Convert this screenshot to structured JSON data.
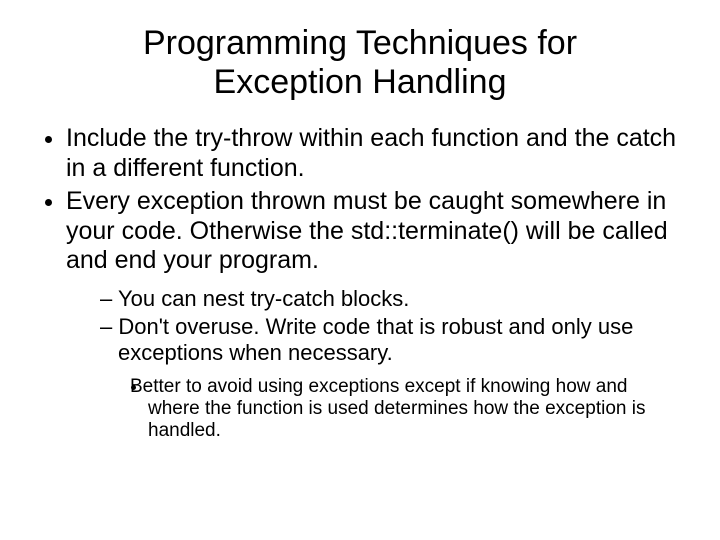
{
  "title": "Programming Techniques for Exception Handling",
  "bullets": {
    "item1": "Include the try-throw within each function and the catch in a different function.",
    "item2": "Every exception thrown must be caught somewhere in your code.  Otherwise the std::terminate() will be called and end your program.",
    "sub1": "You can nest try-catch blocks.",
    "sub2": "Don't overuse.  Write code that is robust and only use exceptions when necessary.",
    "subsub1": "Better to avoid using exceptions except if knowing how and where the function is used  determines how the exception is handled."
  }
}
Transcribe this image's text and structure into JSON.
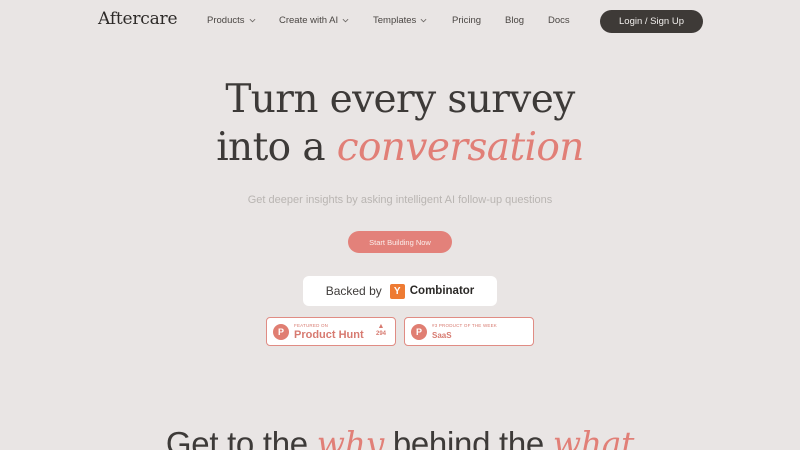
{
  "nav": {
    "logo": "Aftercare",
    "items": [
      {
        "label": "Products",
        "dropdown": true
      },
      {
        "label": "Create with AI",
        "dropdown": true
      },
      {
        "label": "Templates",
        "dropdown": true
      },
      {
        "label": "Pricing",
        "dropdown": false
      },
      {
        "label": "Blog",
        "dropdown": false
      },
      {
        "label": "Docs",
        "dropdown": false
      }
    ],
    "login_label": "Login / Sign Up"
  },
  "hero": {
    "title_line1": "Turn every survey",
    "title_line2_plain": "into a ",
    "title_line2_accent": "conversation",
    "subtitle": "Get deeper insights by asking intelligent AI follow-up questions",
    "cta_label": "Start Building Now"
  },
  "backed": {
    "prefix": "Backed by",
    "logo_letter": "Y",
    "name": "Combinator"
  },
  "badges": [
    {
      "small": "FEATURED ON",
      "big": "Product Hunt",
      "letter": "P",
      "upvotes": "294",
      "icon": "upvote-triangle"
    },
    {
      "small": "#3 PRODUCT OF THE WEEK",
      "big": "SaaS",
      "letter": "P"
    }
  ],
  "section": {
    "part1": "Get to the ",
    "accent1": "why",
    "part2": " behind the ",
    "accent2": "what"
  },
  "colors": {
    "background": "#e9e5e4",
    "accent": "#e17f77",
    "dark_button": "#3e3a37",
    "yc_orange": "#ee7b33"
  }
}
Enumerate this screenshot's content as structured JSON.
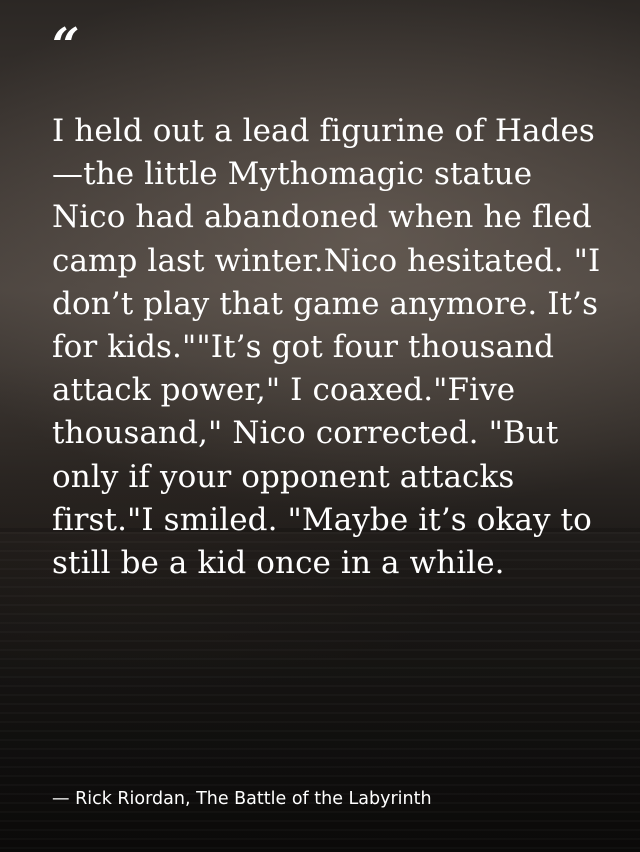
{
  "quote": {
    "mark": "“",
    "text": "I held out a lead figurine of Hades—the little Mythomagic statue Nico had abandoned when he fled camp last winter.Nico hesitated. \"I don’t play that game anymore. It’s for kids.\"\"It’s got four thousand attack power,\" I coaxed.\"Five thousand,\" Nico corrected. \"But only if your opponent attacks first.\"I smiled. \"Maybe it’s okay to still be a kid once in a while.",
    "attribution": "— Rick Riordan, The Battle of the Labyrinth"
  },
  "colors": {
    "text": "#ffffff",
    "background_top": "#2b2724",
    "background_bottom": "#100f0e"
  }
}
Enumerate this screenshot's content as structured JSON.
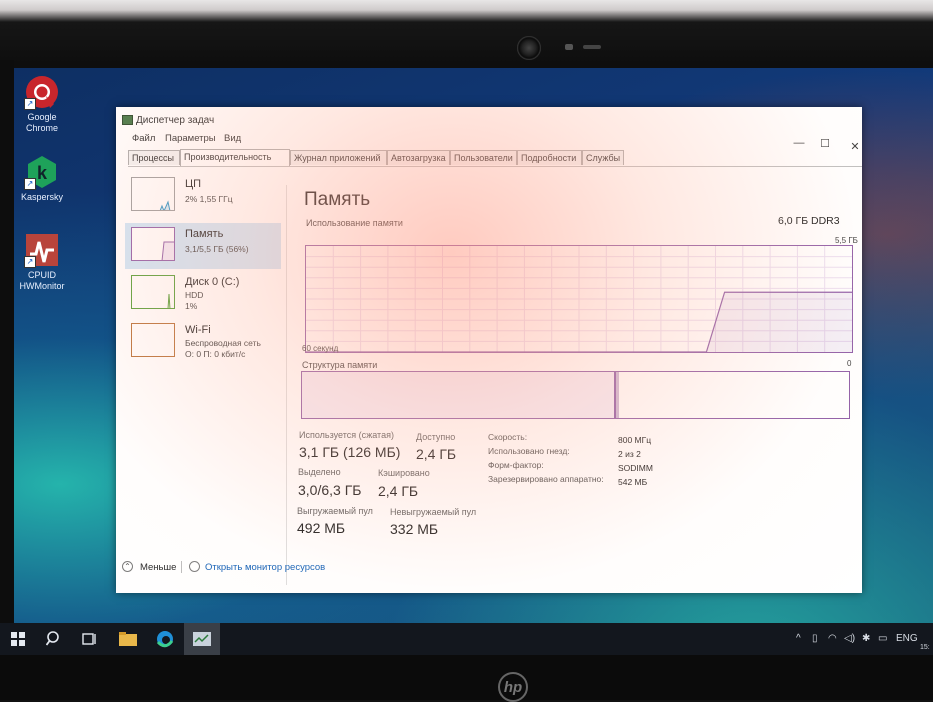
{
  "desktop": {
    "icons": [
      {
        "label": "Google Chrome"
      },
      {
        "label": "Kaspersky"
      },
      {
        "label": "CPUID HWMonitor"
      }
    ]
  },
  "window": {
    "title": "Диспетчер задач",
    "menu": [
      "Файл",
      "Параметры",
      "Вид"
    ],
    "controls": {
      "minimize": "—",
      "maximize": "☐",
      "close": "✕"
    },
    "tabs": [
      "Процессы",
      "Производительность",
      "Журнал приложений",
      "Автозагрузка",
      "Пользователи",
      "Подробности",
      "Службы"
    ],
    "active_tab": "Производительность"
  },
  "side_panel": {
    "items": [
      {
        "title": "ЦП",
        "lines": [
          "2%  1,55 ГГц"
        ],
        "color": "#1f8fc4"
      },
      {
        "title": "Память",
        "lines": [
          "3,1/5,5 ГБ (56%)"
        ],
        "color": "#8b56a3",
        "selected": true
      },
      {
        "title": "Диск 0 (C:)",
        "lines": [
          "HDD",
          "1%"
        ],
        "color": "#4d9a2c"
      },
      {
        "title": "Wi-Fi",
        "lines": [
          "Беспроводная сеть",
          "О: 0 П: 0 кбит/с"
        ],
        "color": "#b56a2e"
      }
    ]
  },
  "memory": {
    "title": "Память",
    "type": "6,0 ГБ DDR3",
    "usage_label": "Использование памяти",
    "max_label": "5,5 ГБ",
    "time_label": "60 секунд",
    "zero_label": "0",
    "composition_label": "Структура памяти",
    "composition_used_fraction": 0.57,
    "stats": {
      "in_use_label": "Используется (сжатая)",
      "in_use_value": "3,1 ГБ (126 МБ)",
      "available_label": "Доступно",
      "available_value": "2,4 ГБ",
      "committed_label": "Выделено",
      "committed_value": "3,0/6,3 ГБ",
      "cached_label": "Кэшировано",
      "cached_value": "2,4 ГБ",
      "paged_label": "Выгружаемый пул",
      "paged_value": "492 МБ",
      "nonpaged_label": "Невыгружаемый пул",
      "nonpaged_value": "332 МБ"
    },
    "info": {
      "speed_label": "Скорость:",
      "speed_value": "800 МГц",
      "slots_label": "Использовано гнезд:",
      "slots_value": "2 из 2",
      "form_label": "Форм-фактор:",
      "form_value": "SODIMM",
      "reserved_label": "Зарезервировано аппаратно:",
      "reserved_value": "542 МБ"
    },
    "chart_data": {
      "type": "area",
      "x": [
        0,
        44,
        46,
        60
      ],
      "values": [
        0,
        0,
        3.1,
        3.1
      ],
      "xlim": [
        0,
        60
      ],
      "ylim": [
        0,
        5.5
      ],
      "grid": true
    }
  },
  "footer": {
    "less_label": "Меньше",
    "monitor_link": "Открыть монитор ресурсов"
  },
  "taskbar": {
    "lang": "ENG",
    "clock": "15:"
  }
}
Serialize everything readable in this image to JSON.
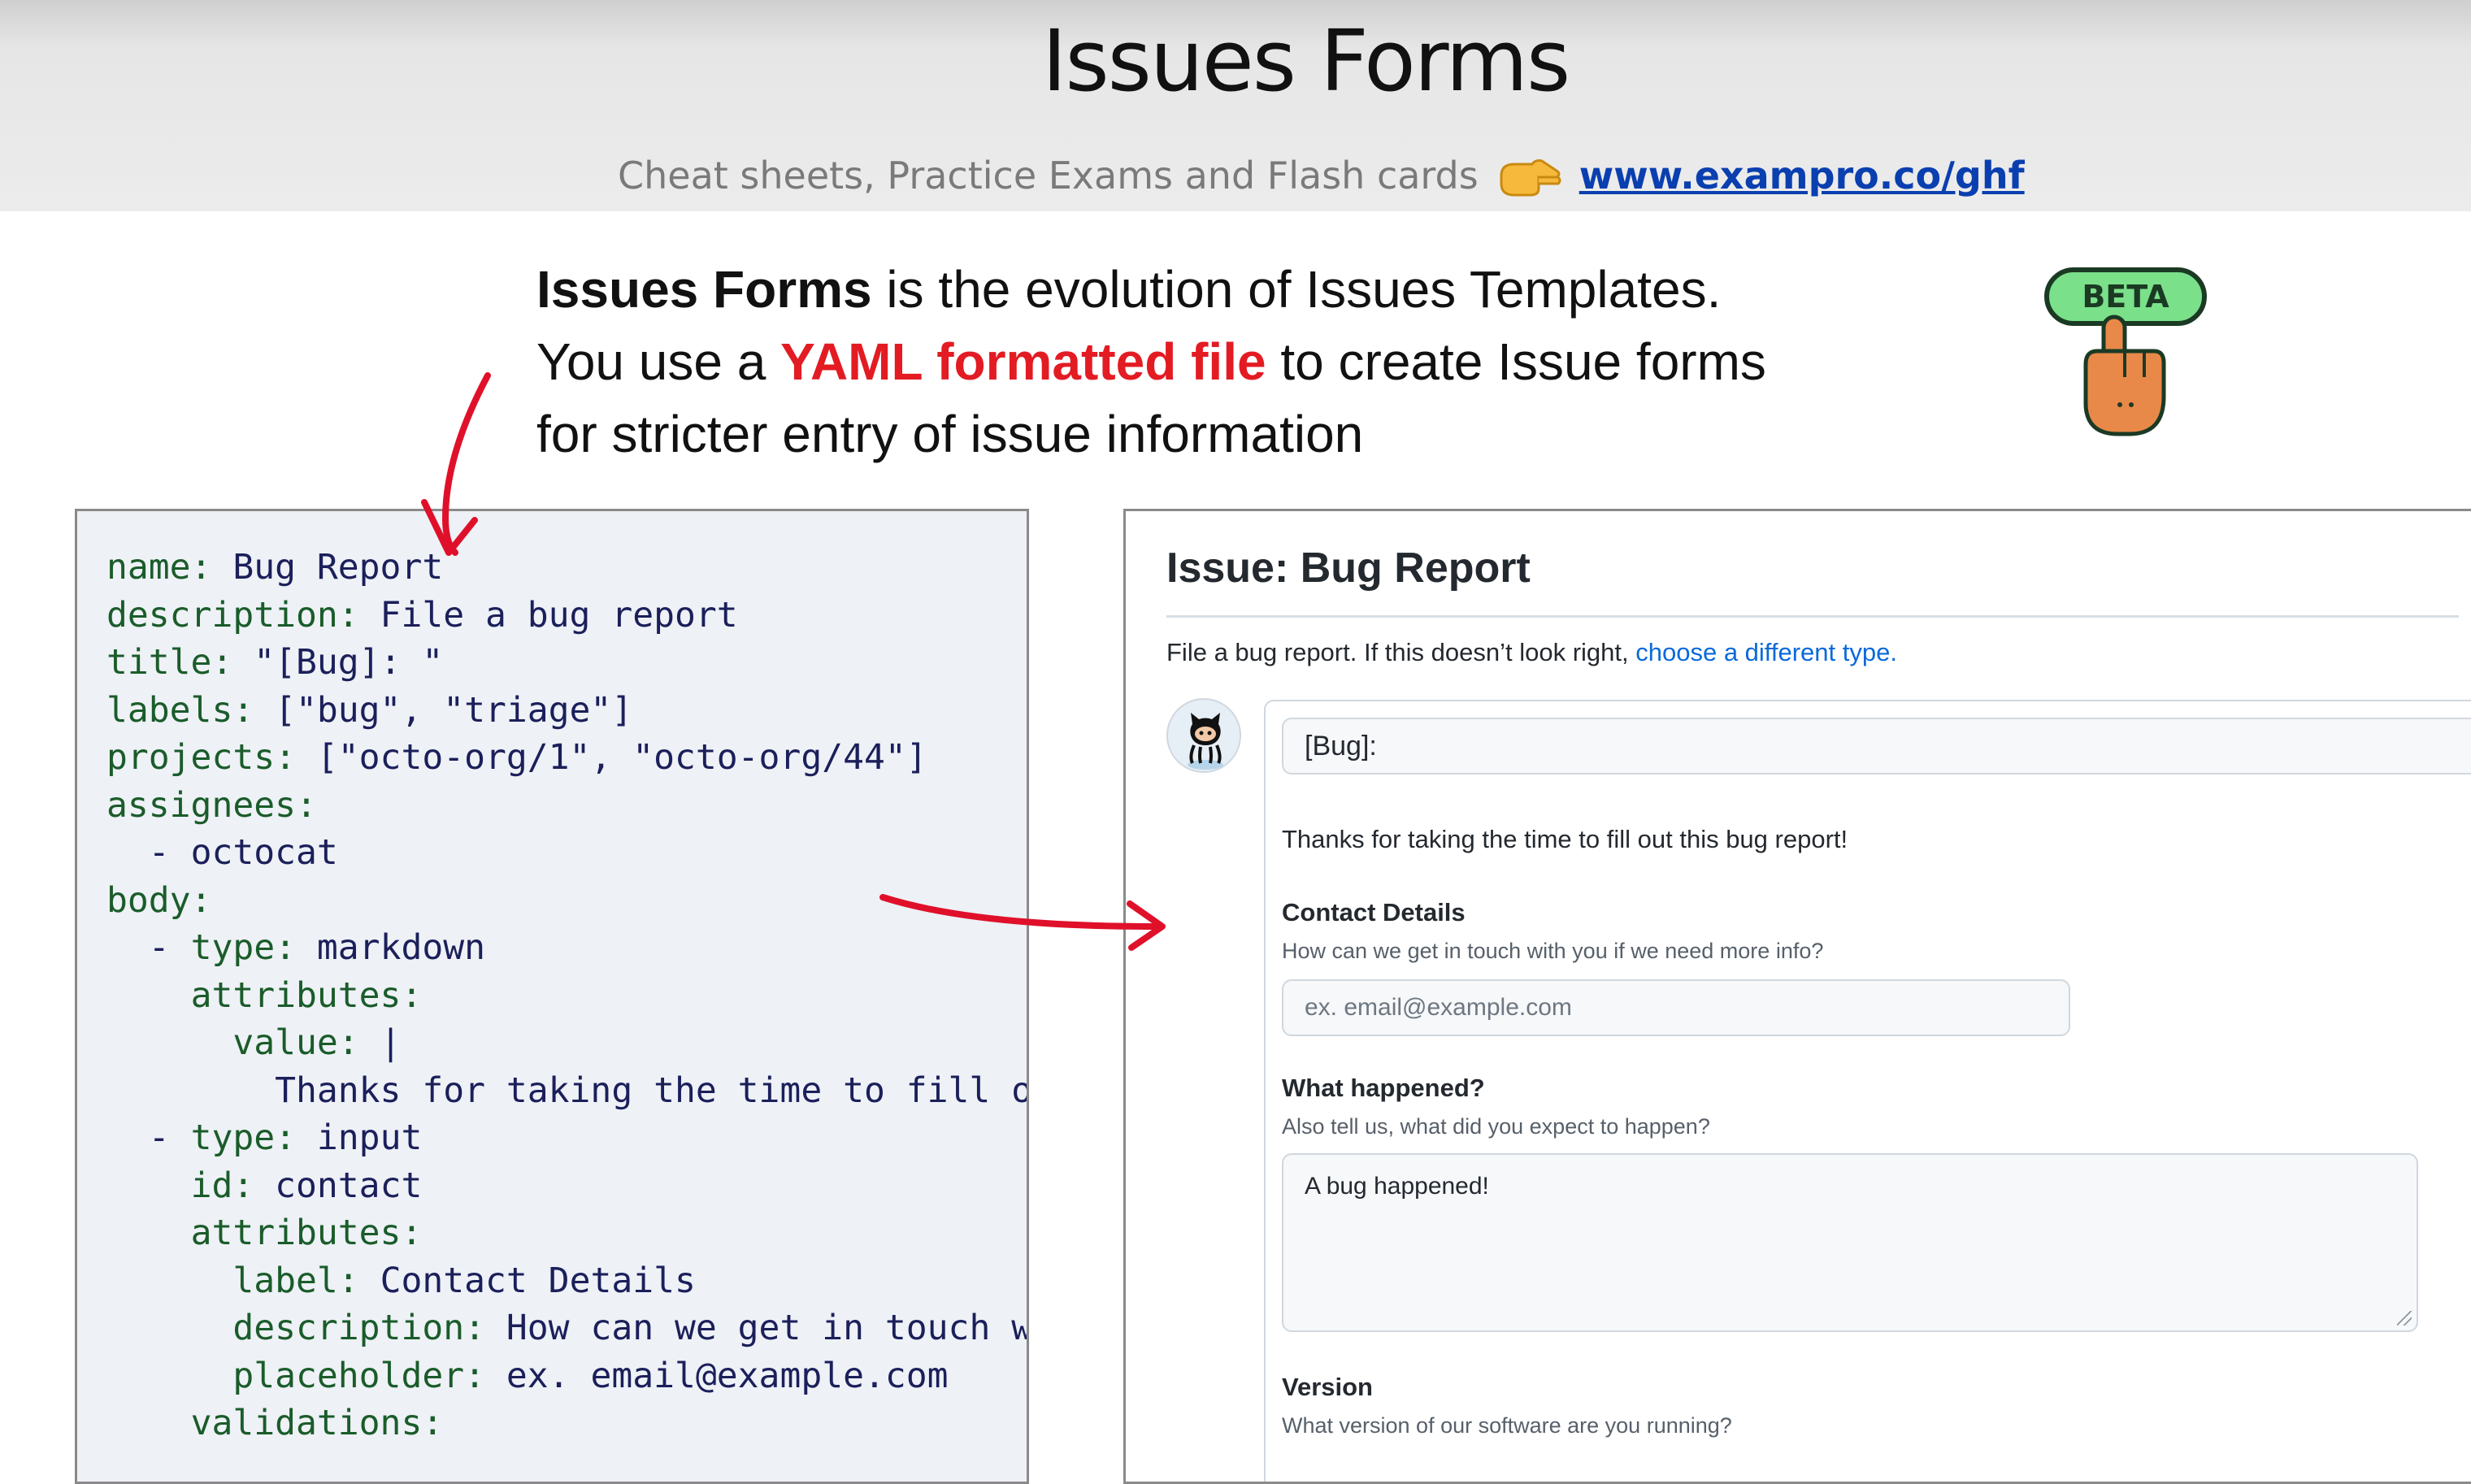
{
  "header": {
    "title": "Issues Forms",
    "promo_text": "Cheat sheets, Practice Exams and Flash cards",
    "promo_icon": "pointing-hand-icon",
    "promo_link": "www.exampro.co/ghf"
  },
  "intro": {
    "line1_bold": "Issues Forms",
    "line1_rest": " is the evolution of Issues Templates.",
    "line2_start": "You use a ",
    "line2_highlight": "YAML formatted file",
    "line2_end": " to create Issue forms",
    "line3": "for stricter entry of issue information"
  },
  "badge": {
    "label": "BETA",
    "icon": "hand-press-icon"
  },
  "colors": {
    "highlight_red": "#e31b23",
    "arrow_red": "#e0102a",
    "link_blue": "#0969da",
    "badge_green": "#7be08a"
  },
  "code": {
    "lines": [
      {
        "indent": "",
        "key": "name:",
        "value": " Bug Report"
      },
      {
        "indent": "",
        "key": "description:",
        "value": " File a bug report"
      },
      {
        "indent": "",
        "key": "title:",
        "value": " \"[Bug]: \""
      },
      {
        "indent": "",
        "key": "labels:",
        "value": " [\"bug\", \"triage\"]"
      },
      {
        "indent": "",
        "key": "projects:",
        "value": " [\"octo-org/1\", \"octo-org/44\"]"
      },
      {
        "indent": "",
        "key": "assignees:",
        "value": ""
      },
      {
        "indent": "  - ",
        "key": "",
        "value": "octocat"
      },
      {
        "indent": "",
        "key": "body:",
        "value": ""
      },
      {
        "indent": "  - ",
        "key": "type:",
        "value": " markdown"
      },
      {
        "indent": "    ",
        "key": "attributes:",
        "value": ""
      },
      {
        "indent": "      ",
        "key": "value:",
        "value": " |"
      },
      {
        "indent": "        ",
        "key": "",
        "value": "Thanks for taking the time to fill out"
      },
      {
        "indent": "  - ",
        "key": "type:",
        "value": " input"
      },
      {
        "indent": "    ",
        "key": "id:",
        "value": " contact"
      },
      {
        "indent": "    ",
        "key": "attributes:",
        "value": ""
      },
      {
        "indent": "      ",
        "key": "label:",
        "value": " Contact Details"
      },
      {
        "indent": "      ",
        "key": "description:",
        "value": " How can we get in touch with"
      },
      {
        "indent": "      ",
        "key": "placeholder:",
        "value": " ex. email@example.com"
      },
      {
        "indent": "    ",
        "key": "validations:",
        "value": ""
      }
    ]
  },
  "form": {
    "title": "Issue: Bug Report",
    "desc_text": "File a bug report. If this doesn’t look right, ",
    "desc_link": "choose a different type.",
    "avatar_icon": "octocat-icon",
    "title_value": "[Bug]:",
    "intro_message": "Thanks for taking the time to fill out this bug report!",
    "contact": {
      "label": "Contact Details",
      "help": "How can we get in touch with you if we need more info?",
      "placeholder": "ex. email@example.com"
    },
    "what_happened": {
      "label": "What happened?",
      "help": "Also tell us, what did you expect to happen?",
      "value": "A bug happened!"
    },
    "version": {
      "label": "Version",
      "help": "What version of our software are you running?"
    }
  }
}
# # # #
● **The problem**
From the entries above, list each line with "that" in it.

● **Response to the task**
    "sub2": "Don't overuse.  Write code that is robust and only use exceptions when necessary.",
    "text": "I held out a lead figurine of Hades—the little Mythomagic statue Nico had abandoned when he fled camp last winter.Nico hesitated. \"I don’t play that game anymore. It’s for kids.\"\"It’s got four thousand attack power,\" I coaxed.\"Five thousand,\" Nico corrected. \"But only if your opponent attacks first.\"I smiled. \"Maybe it’s okay to still be a kid once in a while.",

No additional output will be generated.